++++ Extracted entries
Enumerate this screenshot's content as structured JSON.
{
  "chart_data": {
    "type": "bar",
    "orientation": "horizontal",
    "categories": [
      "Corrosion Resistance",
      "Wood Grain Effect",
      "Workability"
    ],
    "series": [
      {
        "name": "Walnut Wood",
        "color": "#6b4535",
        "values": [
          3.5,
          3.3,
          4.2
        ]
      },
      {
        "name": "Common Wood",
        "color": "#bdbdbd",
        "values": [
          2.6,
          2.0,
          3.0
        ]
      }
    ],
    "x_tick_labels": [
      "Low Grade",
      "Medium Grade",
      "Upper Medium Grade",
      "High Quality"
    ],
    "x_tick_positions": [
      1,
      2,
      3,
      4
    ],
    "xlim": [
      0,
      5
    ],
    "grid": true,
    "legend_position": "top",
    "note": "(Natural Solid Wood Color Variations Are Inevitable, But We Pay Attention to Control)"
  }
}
++++++++
Stated problem:
Recopy the entries above in their entirety, exactly.

Exercise solution:
Enumerate this screenshot's content as structured JSON.
{
  "chart_data": {
    "type": "bar",
    "orientation": "horizontal",
    "categories": [
      "Corrosion Resistance",
      "Wood Grain Effect",
      "Workability"
    ],
    "series": [
      {
        "name": "Walnut Wood",
        "color": "#6b4535",
        "values": [
          3.5,
          3.3,
          4.2
        ]
      },
      {
        "name": "Common Wood",
        "color": "#bdbdbd",
        "values": [
          2.6,
          2.0,
          3.0
        ]
      }
    ],
    "x_tick_labels": [
      "Low Grade",
      "Medium Grade",
      "Upper Medium Grade",
      "High Quality"
    ],
    "x_tick_positions": [
      1,
      2,
      3,
      4
    ],
    "xlim": [
      0,
      5
    ],
    "grid": true,
    "legend_position": "top",
    "note": "(Natural Solid Wood Color Variations Are Inevitable, But We Pay Attention to Control)"
  }
}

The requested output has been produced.